TO DO: Locate the lines that hold the string "name". Copy every such line.
***
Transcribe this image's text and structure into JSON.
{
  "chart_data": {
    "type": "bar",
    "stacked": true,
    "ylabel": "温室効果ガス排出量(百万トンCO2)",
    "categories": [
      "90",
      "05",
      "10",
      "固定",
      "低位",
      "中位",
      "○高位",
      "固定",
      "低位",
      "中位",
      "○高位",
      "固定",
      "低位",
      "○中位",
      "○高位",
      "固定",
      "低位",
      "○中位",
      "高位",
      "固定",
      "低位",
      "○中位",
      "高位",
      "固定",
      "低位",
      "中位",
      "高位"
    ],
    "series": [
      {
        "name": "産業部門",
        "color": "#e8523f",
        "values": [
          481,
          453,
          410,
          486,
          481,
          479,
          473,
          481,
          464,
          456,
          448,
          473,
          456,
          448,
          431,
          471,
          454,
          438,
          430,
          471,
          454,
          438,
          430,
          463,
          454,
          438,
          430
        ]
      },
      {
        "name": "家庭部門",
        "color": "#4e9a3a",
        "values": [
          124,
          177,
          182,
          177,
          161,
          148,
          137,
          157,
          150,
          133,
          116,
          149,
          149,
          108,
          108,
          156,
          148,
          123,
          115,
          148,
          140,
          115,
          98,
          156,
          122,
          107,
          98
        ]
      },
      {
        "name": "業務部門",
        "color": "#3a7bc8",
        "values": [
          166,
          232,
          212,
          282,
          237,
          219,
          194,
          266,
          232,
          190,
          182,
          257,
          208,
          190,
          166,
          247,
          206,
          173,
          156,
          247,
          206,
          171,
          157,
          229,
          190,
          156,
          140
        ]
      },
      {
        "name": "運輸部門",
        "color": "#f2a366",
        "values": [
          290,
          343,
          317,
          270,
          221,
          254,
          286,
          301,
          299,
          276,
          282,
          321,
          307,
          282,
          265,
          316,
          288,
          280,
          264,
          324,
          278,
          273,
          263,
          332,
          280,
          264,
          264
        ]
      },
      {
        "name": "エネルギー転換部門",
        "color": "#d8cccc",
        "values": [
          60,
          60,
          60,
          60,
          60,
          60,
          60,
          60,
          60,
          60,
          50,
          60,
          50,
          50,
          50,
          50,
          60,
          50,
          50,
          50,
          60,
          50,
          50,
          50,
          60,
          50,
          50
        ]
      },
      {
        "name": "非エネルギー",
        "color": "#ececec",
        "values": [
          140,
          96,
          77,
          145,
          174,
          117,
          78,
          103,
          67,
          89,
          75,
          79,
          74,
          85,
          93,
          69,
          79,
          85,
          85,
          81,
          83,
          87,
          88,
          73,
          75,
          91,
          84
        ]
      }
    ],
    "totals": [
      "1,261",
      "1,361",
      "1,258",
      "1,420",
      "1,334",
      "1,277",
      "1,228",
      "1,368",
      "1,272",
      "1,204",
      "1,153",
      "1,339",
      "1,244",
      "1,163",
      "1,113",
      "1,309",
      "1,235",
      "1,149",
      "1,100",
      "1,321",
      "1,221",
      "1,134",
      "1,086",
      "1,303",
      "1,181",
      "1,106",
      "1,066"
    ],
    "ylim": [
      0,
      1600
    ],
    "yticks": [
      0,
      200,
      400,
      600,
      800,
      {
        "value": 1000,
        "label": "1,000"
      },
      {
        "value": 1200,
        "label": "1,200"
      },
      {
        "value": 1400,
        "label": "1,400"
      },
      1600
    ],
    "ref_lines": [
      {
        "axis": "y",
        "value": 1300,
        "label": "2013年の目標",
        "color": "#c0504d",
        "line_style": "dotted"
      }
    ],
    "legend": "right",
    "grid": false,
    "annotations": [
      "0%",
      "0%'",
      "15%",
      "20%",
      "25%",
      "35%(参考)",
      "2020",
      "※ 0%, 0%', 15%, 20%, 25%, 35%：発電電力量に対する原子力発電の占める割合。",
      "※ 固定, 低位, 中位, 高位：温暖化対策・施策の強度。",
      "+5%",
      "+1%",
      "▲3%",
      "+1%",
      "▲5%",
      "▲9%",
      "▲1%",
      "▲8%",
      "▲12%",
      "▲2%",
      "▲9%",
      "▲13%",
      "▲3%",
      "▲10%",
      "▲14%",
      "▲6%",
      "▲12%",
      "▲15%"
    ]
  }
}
***
TASK RESULT:
        "name": "産業部門",
        "name": "家庭部門",
        "name": "業務部門",
        "name": "運輸部門",
        "name": "エネルギー転換部門",
        "name": "非エネルギー",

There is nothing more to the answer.